◆ WRITTEN EXERCISE
Quote the whole listing verbatim.

◆ RECORDED INFORMATION
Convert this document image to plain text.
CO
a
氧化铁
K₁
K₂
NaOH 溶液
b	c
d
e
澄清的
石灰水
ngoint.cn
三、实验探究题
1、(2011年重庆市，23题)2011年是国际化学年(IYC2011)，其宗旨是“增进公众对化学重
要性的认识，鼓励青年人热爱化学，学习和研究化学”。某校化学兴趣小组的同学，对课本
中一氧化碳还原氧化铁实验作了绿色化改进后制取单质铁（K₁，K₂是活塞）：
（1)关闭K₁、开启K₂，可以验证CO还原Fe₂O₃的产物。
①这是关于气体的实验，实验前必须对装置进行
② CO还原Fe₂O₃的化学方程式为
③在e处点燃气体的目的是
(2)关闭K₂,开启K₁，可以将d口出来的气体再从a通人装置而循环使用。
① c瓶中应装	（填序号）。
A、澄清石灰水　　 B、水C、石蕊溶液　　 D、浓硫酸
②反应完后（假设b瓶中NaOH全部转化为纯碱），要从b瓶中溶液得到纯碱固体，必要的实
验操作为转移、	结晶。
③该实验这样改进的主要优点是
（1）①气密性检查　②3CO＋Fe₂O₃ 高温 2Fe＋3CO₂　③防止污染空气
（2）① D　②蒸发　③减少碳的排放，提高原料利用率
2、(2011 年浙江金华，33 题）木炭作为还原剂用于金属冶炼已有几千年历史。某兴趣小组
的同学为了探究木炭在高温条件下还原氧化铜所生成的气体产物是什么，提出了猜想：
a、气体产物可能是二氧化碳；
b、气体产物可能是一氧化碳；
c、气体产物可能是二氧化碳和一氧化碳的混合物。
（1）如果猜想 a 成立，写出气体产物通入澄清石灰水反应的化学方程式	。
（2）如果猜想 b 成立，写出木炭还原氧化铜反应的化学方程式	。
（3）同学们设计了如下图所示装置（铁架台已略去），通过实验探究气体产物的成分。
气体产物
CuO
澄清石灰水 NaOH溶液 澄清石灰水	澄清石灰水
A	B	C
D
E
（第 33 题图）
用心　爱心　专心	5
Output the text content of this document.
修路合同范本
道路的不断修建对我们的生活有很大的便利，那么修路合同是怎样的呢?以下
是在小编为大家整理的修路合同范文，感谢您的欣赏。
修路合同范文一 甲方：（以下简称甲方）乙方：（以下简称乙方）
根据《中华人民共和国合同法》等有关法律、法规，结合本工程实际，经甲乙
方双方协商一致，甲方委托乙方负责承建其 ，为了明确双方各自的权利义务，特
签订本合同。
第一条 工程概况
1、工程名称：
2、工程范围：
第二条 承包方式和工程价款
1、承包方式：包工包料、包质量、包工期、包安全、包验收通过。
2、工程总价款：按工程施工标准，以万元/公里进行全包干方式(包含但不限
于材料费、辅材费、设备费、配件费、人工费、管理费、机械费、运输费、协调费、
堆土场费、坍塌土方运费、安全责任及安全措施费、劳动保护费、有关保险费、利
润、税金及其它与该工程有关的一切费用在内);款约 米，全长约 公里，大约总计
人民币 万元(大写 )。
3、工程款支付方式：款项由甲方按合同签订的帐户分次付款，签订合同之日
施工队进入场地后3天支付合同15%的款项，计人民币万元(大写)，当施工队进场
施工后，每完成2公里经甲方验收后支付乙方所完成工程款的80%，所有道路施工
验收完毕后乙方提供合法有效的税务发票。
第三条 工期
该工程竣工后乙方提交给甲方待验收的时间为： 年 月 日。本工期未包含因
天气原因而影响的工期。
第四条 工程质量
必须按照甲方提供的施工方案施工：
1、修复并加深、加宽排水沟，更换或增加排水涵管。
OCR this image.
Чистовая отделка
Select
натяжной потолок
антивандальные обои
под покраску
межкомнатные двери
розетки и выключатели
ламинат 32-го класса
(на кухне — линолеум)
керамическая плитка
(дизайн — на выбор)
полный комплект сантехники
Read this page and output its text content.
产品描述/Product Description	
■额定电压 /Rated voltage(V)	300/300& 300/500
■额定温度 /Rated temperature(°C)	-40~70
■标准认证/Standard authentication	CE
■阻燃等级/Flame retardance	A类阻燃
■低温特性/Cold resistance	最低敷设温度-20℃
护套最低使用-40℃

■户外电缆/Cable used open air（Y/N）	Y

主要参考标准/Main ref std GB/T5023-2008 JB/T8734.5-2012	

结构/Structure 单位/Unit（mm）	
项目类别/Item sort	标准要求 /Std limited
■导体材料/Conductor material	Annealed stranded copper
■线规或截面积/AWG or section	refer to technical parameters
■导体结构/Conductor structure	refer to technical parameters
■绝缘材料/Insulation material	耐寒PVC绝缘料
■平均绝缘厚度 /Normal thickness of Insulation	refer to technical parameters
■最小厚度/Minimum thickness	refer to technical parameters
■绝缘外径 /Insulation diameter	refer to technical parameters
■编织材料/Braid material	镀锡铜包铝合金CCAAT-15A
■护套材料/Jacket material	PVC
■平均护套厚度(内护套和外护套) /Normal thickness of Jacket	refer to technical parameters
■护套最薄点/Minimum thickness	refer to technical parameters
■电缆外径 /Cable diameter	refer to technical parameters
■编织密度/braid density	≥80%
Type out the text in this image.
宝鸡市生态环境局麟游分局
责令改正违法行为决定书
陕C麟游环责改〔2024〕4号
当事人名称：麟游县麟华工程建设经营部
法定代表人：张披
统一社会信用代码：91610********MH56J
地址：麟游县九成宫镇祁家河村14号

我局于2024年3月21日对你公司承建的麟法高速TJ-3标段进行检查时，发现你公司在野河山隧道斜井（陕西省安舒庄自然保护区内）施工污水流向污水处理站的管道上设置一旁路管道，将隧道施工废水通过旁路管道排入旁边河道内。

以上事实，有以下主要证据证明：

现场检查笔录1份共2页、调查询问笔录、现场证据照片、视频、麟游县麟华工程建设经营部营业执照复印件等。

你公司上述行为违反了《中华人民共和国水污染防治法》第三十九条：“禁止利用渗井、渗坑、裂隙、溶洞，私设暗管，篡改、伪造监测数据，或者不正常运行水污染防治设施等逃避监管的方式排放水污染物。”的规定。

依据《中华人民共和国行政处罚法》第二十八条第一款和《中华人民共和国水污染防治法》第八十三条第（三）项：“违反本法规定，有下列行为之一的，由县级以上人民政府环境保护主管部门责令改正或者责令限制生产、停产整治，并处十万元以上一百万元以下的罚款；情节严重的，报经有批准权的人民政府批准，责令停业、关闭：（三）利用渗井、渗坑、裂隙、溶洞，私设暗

◆ TASK SOLUTION
Convert this document image to plain text.
CO
a
氧化铁
K₁
K₂
NaOH 溶液
b	c
d
e
澄清的
石灰水
ngoint.cn
三、实验探究题
1、(2011年重庆市，23题)2011年是国际化学年(IYC2011)，其宗旨是“增进公众对化学重
要性的认识，鼓励青年人热爱化学，学习和研究化学”。某校化学兴趣小组的同学，对课本
中一氧化碳还原氧化铁实验作了绿色化改进后制取单质铁（K₁，K₂是活塞）：
（1)关闭K₁、开启K₂，可以验证CO还原Fe₂O₃的产物。
①这是关于气体的实验，实验前必须对装置进行
② CO还原Fe₂O₃的化学方程式为
③在e处点燃气体的目的是
(2)关闭K₂,开启K₁，可以将d口出来的气体再从a通人装置而循环使用。
① c瓶中应装	（填序号）。
A、澄清石灰水　　 B、水C、石蕊溶液　　 D、浓硫酸
②反应完后（假设b瓶中NaOH全部转化为纯碱），要从b瓶中溶液得到纯碱固体，必要的实
验操作为转移、	结晶。
③该实验这样改进的主要优点是
（1）①气密性检查　②3CO＋Fe₂O₃ 高温 2Fe＋3CO₂　③防止污染空气
（2）① D　②蒸发　③减少碳的排放，提高原料利用率
2、(2011 年浙江金华，33 题）木炭作为还原剂用于金属冶炼已有几千年历史。某兴趣小组
的同学为了探究木炭在高温条件下还原氧化铜所生成的气体产物是什么，提出了猜想：
a、气体产物可能是二氧化碳；
b、气体产物可能是一氧化碳；
c、气体产物可能是二氧化碳和一氧化碳的混合物。
（1）如果猜想 a 成立，写出气体产物通入澄清石灰水反应的化学方程式	。
（2）如果猜想 b 成立，写出木炭还原氧化铜反应的化学方程式	。
（3）同学们设计了如下图所示装置（铁架台已略去），通过实验探究气体产物的成分。
气体产物
CuO
澄清石灰水 NaOH溶液 澄清石灰水	澄清石灰水
A	B	C
D
E
（第 33 题图）
用心　爱心　专心	5
Output the text content of this document.
修路合同范本
道路的不断修建对我们的生活有很大的便利，那么修路合同是怎样的呢?以下
是在小编为大家整理的修路合同范文，感谢您的欣赏。
修路合同范文一 甲方：（以下简称甲方）乙方：（以下简称乙方）
根据《中华人民共和国合同法》等有关法律、法规，结合本工程实际，经甲乙
方双方协商一致，甲方委托乙方负责承建其 ，为了明确双方各自的权利义务，特
签订本合同。
第一条 工程概况
1、工程名称：
2、工程范围：
第二条 承包方式和工程价款
1、承包方式：包工包料、包质量、包工期、包安全、包验收通过。
2、工程总价款：按工程施工标准，以万元/公里进行全包干方式(包含但不限
于材料费、辅材费、设备费、配件费、人工费、管理费、机械费、运输费、协调费、
堆土场费、坍塌土方运费、安全责任及安全措施费、劳动保护费、有关保险费、利
润、税金及其它与该工程有关的一切费用在内);款约 米，全长约 公里，大约总计
人民币 万元(大写 )。
3、工程款支付方式：款项由甲方按合同签订的帐户分次付款，签订合同之日
施工队进入场地后3天支付合同15%的款项，计人民币万元(大写)，当施工队进场
施工后，每完成2公里经甲方验收后支付乙方所完成工程款的80%，所有道路施工
验收完毕后乙方提供合法有效的税务发票。
第三条 工期
该工程竣工后乙方提交给甲方待验收的时间为： 年 月 日。本工期未包含因
天气原因而影响的工期。
第四条 工程质量
必须按照甲方提供的施工方案施工：
1、修复并加深、加宽排水沟，更换或增加排水涵管。
OCR this image.
Чистовая отделка
Select
натяжной потолок
антивандальные обои
под покраску
межкомнатные двери
розетки и выключатели
ламинат 32-го класса
(на кухне — линолеум)
керамическая плитка
(дизайн — на выбор)
полный комплект сантехники
Read this page and output its text content.
产品描述/Product Description	
■额定电压 /Rated voltage(V)	300/300& 300/500
■额定温度 /Rated temperature(°C)	-40~70
■标准认证/Standard authentication	CE
■阻燃等级/Flame retardance	A类阻燃
■低温特性/Cold resistance	最低敷设温度-20℃
护套最低使用-40℃

■户外电缆/Cable used open air（Y/N）	Y

主要参考标准/Main ref std GB/T5023-2008 JB/T8734.5-2012	

结构/Structure 单位/Unit（mm）	
项目类别/Item sort	标准要求 /Std limited
■导体材料/Conductor material	Annealed stranded copper
■线规或截面积/AWG or section	refer to technical parameters
■导体结构/Conductor structure	refer to technical parameters
■绝缘材料/Insulation material	耐寒PVC绝缘料
■平均绝缘厚度 /Normal thickness of Insulation	refer to technical parameters
■最小厚度/Minimum thickness	refer to technical parameters
■绝缘外径 /Insulation diameter	refer to technical parameters
■编织材料/Braid material	镀锡铜包铝合金CCAAT-15A
■护套材料/Jacket material	PVC
■平均护套厚度(内护套和外护套) /Normal thickness of Jacket	refer to technical parameters
■护套最薄点/Minimum thickness	refer to technical parameters
■电缆外径 /Cable diameter	refer to technical parameters
■编织密度/braid density	≥80%
Type out the text in this image.
宝鸡市生态环境局麟游分局
责令改正违法行为决定书
陕C麟游环责改〔2024〕4号
当事人名称：麟游县麟华工程建设经营部
法定代表人：张披
统一社会信用代码：91610********MH56J
地址：麟游县九成宫镇祁家河村14号

我局于2024年3月21日对你公司承建的麟法高速TJ-3标段进行检查时，发现你公司在野河山隧道斜井（陕西省安舒庄自然保护区内）施工污水流向污水处理站的管道上设置一旁路管道，将隧道施工废水通过旁路管道排入旁边河道内。

以上事实，有以下主要证据证明：

现场检查笔录1份共2页、调查询问笔录、现场证据照片、视频、麟游县麟华工程建设经营部营业执照复印件等。

你公司上述行为违反了《中华人民共和国水污染防治法》第三十九条：“禁止利用渗井、渗坑、裂隙、溶洞，私设暗管，篡改、伪造监测数据，或者不正常运行水污染防治设施等逃避监管的方式排放水污染物。”的规定。

依据《中华人民共和国行政处罚法》第二十八条第一款和《中华人民共和国水污染防治法》第八十三条第（三）项：“违反本法规定，有下列行为之一的，由县级以上人民政府环境保护主管部门责令改正或者责令限制生产、停产整治，并处十万元以上一百万元以下的罚款；情节严重的，报经有批准权的人民政府批准，责令停业、关闭：（三）利用渗井、渗坑、裂隙、溶洞，私设暗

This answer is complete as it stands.